Dataset rows:
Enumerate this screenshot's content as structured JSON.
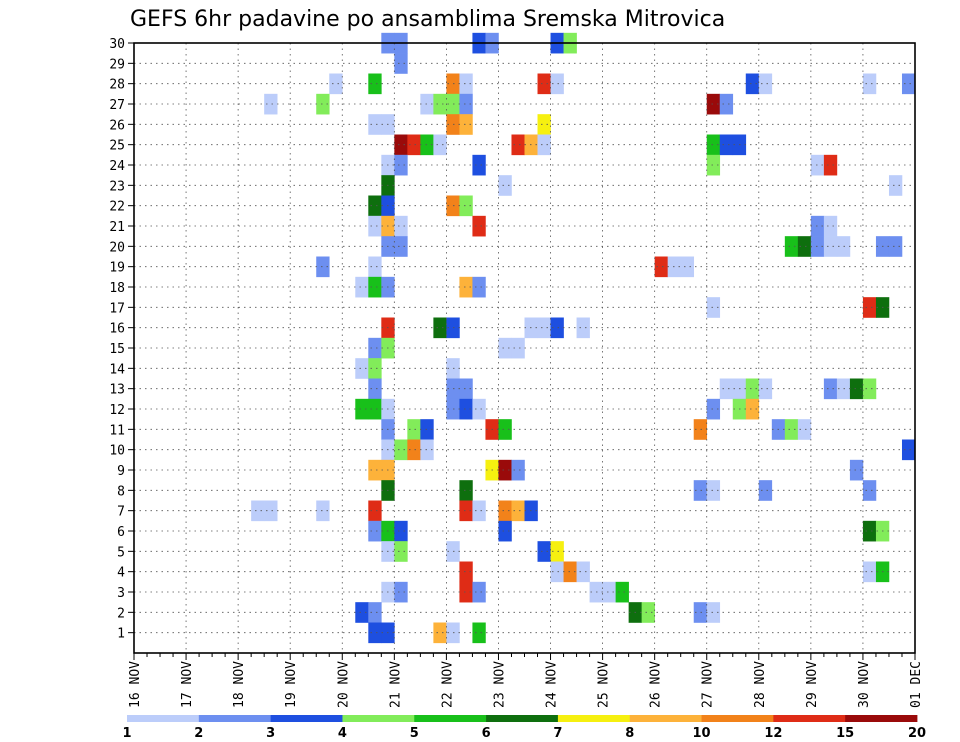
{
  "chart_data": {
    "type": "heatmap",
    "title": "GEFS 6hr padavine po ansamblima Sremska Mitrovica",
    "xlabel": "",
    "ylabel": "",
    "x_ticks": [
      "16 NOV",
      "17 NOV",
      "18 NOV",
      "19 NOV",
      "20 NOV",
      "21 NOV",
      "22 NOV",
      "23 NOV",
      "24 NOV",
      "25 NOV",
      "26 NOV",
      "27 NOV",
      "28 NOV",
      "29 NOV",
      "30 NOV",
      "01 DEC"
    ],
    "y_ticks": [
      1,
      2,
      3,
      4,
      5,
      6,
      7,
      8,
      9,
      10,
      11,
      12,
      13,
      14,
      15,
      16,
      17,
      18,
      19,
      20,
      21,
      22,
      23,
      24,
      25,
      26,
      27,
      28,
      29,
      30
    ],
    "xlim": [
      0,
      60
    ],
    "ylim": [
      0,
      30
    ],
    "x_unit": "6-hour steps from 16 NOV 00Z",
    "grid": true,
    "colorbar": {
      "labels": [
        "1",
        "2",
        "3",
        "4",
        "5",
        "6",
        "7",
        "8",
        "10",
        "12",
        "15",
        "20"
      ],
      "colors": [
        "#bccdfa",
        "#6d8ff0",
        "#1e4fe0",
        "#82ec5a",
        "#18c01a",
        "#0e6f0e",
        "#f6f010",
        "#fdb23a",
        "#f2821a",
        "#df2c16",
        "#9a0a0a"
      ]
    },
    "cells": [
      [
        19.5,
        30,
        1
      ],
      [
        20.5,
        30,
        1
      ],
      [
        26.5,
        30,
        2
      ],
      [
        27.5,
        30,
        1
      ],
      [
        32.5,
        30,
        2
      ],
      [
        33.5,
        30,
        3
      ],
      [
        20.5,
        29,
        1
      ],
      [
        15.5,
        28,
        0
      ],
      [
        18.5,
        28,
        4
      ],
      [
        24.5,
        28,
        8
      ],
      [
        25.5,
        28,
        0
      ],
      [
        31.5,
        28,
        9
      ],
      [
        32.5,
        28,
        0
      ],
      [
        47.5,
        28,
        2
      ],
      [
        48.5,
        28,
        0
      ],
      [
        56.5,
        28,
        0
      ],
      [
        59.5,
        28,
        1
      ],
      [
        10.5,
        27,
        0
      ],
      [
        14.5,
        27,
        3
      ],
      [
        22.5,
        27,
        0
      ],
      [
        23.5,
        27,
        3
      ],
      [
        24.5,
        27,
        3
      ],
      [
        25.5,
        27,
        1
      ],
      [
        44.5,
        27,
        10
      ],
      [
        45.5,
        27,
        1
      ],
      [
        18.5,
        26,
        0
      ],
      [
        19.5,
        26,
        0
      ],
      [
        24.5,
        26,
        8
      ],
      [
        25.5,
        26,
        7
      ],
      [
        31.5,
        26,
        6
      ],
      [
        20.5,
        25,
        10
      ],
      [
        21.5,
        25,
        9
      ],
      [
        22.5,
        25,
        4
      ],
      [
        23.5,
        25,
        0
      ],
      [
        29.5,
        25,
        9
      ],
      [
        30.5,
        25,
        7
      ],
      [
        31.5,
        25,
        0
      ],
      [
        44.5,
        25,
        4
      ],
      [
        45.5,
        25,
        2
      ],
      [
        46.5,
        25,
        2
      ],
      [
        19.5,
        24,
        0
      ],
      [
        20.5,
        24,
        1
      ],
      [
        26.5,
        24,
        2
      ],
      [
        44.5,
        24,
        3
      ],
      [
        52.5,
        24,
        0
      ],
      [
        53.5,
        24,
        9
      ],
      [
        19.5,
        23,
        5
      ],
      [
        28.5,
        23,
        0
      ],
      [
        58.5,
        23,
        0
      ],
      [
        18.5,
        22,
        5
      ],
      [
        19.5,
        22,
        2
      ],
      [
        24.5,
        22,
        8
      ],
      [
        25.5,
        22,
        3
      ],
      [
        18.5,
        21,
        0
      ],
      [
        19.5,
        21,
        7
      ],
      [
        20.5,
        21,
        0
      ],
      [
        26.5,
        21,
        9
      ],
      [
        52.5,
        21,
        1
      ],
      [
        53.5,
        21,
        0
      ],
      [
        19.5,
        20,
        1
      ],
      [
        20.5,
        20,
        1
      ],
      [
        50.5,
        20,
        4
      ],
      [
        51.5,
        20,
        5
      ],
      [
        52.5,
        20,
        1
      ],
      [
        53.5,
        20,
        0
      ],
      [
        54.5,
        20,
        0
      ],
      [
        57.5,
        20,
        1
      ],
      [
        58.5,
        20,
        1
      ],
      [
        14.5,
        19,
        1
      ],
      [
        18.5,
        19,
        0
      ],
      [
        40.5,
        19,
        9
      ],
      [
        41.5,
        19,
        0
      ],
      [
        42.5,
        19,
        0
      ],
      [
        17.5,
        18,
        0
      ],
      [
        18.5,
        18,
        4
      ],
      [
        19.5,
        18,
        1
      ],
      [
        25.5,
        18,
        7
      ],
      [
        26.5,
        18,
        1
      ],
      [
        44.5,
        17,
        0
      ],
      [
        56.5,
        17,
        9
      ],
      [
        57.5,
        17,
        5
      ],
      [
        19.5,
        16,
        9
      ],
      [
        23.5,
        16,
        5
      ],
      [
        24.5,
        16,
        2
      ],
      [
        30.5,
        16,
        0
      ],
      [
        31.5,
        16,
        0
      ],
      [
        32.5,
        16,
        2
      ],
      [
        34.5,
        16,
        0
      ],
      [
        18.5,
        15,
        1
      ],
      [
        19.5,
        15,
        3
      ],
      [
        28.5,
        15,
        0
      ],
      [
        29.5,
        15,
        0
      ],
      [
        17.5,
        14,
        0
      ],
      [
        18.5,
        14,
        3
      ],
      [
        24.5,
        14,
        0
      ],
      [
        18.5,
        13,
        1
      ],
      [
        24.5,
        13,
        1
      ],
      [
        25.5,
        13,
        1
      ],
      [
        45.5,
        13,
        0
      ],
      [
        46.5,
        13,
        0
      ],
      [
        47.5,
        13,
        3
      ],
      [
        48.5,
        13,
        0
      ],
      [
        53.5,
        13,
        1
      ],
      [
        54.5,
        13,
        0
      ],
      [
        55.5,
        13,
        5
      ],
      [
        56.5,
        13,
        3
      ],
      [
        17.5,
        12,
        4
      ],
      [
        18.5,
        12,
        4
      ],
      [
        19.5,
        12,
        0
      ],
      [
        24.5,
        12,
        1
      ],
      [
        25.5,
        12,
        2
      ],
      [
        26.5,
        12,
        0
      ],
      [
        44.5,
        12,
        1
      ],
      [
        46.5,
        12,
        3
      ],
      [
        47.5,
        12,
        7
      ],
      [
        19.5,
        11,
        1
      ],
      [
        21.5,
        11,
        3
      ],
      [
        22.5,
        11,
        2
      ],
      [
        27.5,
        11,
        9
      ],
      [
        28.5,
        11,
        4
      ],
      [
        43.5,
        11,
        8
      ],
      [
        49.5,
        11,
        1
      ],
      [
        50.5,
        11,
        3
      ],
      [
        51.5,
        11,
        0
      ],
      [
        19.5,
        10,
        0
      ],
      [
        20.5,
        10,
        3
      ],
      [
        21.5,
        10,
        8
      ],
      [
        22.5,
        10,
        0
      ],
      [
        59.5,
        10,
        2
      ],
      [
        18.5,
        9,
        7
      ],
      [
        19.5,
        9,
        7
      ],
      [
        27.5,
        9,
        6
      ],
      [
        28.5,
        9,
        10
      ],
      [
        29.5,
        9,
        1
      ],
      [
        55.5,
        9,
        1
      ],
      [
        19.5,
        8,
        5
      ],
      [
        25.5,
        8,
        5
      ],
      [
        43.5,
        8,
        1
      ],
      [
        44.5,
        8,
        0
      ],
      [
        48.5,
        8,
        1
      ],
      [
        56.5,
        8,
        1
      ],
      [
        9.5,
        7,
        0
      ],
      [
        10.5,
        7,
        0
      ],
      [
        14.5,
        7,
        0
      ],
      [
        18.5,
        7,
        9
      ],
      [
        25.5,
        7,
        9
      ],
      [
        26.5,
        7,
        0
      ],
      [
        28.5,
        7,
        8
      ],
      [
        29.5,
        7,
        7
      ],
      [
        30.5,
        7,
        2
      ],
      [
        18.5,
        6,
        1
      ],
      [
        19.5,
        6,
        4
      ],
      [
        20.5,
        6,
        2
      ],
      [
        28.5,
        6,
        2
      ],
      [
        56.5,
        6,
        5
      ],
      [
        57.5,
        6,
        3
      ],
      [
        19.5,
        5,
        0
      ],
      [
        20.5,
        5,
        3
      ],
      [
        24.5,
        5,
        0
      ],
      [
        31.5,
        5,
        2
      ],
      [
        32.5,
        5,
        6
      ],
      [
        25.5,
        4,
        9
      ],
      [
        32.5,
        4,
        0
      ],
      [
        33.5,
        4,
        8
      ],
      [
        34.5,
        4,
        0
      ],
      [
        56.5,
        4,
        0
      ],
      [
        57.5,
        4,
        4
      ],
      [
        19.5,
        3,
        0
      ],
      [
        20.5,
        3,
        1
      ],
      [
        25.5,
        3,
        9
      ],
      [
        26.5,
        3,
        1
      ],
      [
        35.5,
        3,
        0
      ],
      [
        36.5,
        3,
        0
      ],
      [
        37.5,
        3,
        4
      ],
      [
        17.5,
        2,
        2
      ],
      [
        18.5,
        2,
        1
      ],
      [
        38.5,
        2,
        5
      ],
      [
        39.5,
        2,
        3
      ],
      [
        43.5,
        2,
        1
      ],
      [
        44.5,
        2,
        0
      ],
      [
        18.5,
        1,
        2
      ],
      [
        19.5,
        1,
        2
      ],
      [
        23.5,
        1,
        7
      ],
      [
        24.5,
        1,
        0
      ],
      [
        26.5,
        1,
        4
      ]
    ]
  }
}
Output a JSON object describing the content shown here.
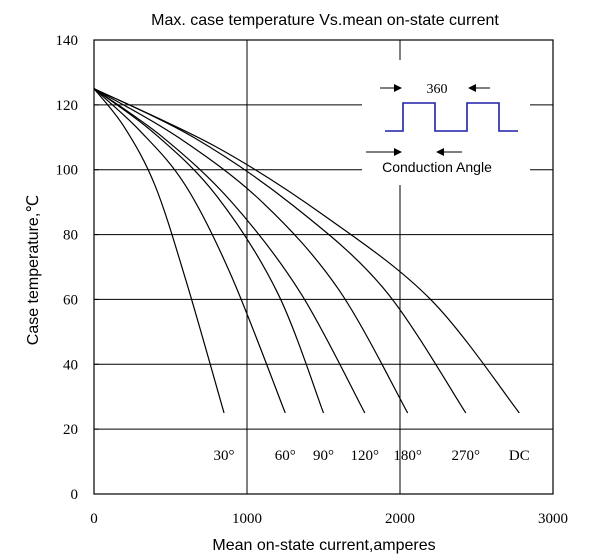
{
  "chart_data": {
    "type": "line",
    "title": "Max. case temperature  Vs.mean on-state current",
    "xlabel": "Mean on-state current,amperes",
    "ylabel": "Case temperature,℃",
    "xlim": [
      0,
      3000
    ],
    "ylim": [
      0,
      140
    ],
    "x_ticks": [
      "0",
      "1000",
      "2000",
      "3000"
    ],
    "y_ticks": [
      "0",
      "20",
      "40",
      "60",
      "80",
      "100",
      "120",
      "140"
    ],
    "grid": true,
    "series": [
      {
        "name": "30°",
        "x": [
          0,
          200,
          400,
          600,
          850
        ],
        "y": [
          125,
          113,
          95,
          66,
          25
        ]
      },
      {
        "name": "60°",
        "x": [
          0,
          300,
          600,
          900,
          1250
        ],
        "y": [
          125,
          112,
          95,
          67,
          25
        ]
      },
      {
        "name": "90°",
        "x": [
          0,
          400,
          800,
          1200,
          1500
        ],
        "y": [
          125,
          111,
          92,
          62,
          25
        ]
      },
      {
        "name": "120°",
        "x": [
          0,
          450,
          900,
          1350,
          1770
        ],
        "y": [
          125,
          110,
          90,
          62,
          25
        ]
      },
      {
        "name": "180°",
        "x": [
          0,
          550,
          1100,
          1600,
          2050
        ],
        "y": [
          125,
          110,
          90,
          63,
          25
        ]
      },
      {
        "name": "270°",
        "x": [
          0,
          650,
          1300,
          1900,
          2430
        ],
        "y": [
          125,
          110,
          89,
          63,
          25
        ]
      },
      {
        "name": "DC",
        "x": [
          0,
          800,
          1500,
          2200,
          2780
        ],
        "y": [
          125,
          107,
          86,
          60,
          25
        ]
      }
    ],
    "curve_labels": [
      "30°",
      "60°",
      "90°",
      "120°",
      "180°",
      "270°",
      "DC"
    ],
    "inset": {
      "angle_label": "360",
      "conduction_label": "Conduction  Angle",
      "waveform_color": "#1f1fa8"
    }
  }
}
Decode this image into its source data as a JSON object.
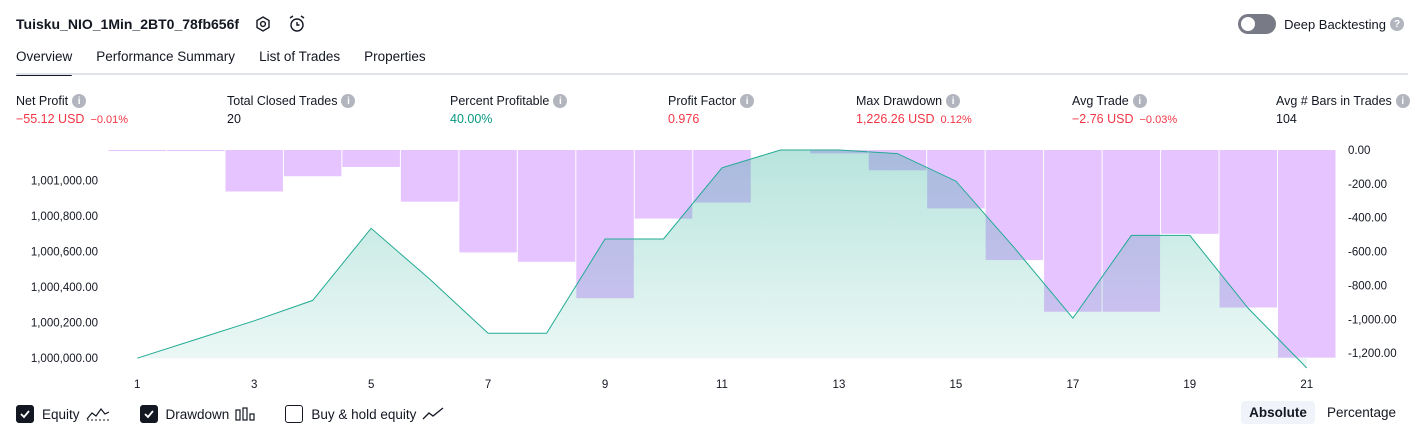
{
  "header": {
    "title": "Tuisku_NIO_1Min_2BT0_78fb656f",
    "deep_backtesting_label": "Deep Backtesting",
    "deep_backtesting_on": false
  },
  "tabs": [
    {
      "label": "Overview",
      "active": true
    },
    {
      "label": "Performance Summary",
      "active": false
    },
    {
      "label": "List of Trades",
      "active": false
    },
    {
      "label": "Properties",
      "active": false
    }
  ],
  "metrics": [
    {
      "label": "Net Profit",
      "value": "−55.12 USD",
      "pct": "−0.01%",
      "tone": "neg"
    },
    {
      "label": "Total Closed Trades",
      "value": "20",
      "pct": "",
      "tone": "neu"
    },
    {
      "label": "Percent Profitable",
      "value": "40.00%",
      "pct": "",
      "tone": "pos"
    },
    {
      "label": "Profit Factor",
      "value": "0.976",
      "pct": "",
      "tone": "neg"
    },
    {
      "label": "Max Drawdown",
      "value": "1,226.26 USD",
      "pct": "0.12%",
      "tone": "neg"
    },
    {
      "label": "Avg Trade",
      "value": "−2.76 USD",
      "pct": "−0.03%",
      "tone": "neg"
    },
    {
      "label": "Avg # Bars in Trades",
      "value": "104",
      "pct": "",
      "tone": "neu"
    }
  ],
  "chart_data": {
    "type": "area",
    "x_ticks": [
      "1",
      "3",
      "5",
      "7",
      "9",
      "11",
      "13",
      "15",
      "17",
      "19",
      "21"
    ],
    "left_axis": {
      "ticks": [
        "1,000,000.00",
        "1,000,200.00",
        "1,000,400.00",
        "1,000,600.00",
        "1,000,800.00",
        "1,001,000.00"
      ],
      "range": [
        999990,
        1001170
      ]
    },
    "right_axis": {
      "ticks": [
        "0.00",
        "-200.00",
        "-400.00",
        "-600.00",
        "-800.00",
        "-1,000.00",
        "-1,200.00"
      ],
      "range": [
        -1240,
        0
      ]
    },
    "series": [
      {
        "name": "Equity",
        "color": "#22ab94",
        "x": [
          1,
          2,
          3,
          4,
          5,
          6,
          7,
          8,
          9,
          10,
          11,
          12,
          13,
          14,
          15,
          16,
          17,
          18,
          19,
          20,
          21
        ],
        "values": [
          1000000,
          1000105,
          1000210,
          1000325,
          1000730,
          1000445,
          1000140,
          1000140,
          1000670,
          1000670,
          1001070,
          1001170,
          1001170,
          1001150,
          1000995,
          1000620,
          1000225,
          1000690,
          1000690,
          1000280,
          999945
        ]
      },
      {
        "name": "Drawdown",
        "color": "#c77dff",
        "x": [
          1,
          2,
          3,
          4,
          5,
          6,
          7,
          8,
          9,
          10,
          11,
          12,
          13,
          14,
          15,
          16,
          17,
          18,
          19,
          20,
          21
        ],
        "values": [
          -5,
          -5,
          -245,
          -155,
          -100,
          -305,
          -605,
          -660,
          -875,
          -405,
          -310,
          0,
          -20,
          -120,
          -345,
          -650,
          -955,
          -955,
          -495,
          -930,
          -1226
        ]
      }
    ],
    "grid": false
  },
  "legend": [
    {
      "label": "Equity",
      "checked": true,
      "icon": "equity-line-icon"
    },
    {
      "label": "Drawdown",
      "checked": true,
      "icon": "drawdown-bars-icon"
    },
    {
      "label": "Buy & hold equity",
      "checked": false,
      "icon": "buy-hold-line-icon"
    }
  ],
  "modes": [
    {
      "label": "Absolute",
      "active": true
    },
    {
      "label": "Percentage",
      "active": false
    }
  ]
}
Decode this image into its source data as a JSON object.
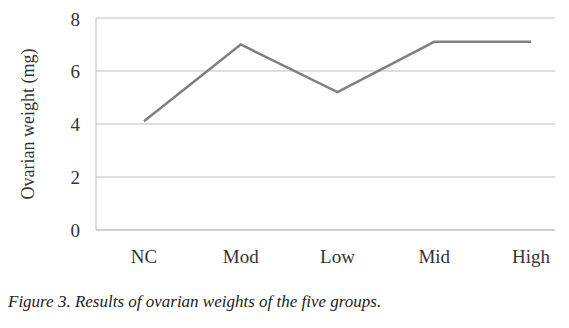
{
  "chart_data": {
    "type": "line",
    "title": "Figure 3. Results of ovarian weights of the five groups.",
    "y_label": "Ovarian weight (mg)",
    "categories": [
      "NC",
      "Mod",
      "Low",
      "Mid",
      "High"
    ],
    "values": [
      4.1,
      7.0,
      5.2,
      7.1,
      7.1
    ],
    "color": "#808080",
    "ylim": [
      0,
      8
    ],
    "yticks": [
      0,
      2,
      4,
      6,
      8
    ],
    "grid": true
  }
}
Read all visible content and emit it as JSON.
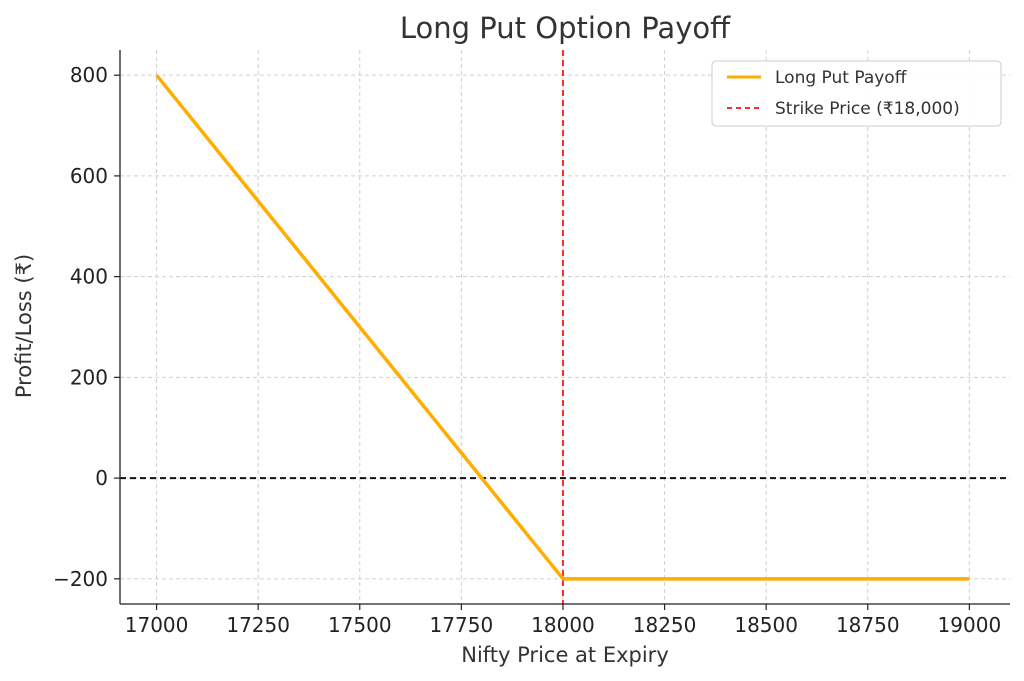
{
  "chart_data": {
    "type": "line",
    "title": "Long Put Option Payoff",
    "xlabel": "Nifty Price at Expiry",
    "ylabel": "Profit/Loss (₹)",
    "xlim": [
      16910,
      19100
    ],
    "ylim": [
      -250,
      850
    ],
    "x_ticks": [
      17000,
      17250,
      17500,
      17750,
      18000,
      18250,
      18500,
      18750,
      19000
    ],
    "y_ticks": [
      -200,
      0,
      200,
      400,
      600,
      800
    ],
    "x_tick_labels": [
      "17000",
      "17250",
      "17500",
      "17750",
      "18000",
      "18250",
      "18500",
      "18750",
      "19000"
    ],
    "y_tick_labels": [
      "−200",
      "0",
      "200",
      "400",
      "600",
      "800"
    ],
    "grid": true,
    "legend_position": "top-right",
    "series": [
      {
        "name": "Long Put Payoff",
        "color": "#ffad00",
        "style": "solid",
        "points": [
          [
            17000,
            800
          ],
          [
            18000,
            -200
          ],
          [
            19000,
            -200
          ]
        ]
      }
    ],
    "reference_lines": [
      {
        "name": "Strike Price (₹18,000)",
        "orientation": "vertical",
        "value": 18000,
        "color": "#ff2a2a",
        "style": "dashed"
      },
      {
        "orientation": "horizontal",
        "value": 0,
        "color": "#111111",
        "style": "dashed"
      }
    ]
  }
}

### What to do:
Which lines above contain the word "hold"? Copy each of them.

### Result of the exercise:
      "label": "Buy & hold equity",
      "icon": "buy-hold-line-icon"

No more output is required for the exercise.